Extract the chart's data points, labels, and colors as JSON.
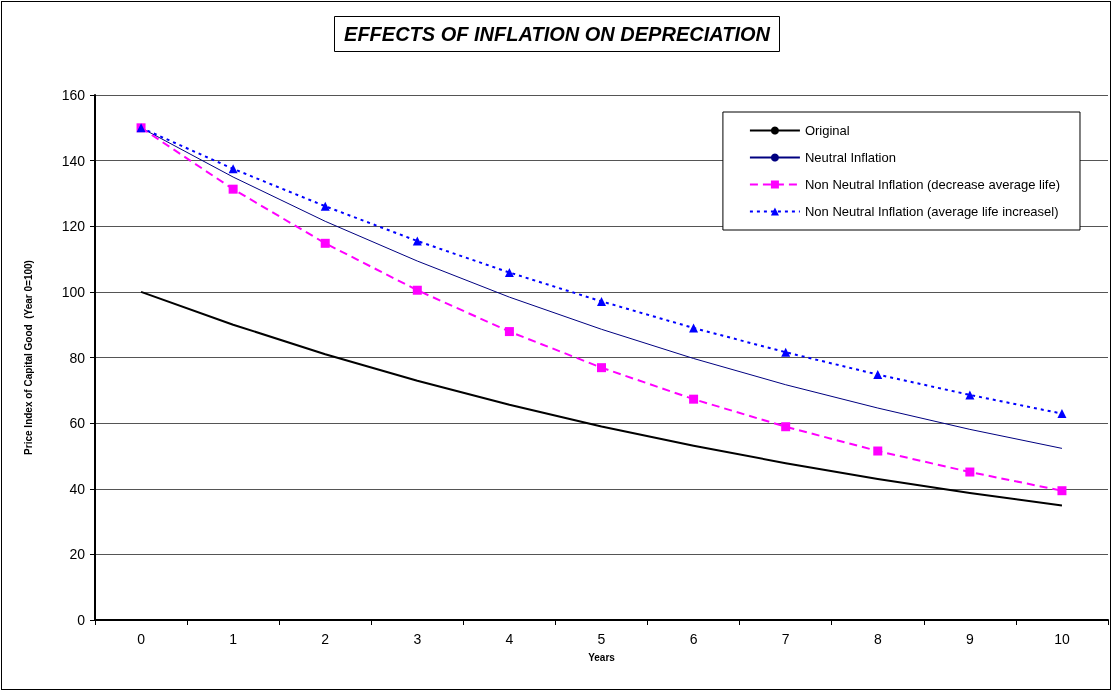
{
  "chart_data": {
    "type": "line",
    "title": "EFFECTS OF INFLATION ON DEPRECIATION",
    "xlabel": "Years",
    "ylabel": "Price Index of Capital Good  (Year 0=100)",
    "categories": [
      "0",
      "1",
      "2",
      "3",
      "4",
      "5",
      "6",
      "7",
      "8",
      "9",
      "10"
    ],
    "ylim": [
      0,
      160
    ],
    "yticks": [
      0,
      20,
      40,
      60,
      80,
      100,
      120,
      140,
      160
    ],
    "grid": "y",
    "legend": "top right",
    "series": [
      {
        "name": "Original",
        "color": "#000000",
        "marker": "none",
        "line_style": "solid",
        "values": [
          100,
          90,
          81,
          72.9,
          65.6,
          59,
          53.1,
          47.8,
          43,
          38.7,
          34.9
        ]
      },
      {
        "name": "Neutral Inflation",
        "color": "#000080",
        "marker": "none",
        "line_style": "solid",
        "values": [
          150,
          135,
          121.5,
          109.4,
          98.4,
          88.6,
          79.7,
          71.7,
          64.6,
          58.1,
          52.3
        ]
      },
      {
        "name": "Non Neutral Inflation (decrease average life)",
        "color": "#ff00ff",
        "marker": "square",
        "line_style": "dashed",
        "values": [
          150,
          131.3,
          114.8,
          100.5,
          87.9,
          76.9,
          67.3,
          58.9,
          51.5,
          45.1,
          39.4
        ]
      },
      {
        "name": "Non Neutral Inflation (average life increasel)",
        "color": "#0000ff",
        "marker": "triangle",
        "line_style": "dotted",
        "values": [
          150,
          137.5,
          126.1,
          115.5,
          105.9,
          97.1,
          89,
          81.6,
          74.8,
          68.6,
          62.9
        ]
      }
    ]
  }
}
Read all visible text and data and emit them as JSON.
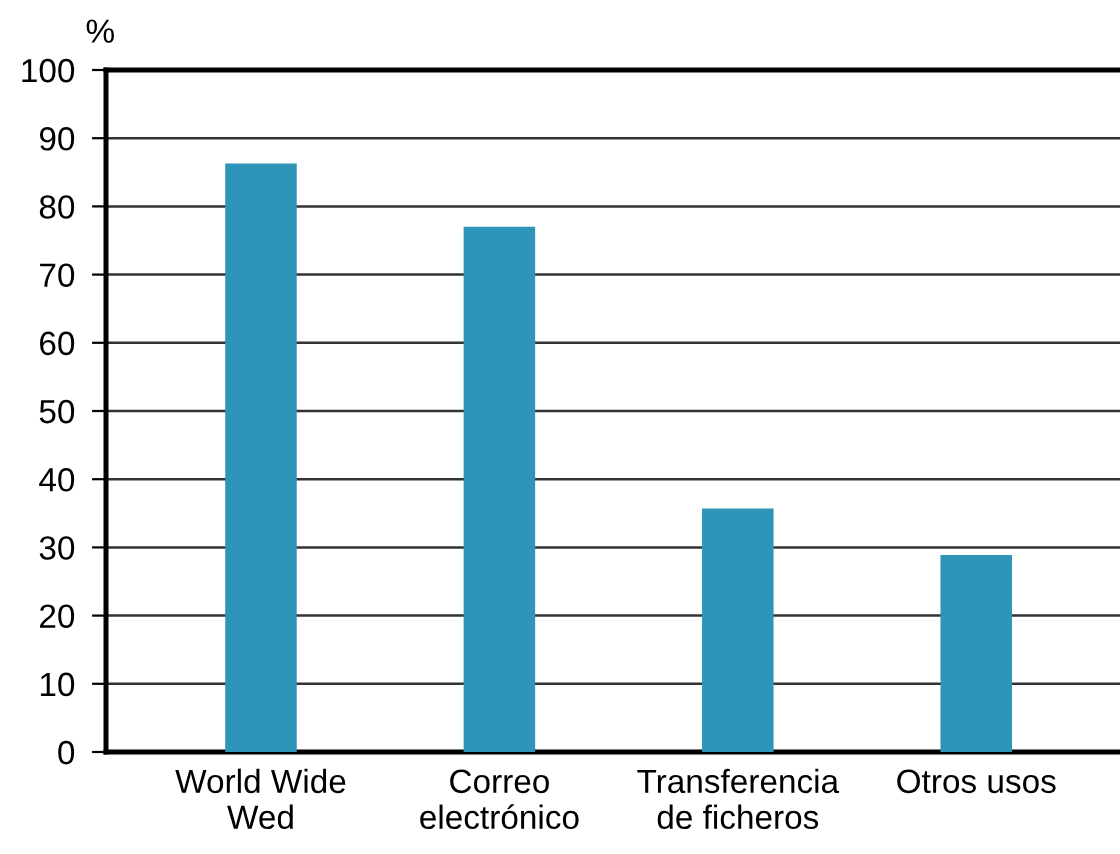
{
  "chart_data": {
    "type": "bar",
    "ylabel": "%",
    "categories": [
      "World Wide\nWed",
      "Correo\nelectrónico",
      "Transferencia\nde ficheros",
      "Otros usos"
    ],
    "values": [
      86.3,
      77.0,
      35.7,
      28.9
    ],
    "color": "#2e95b8",
    "ylim": [
      0,
      100
    ],
    "yticks": [
      0,
      10,
      20,
      30,
      40,
      50,
      60,
      70,
      80,
      90,
      100
    ],
    "grid": "y"
  }
}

▸ TASK: Copy out every line holding the string "name".

▸ FINISHED ANSWER:
        "name": "Original",
        "name": "Neutral Inflation",
        "name": "Non Neutral Inflation (decrease average life)",
        "name": "Non Neutral Inflation (average life increasel)",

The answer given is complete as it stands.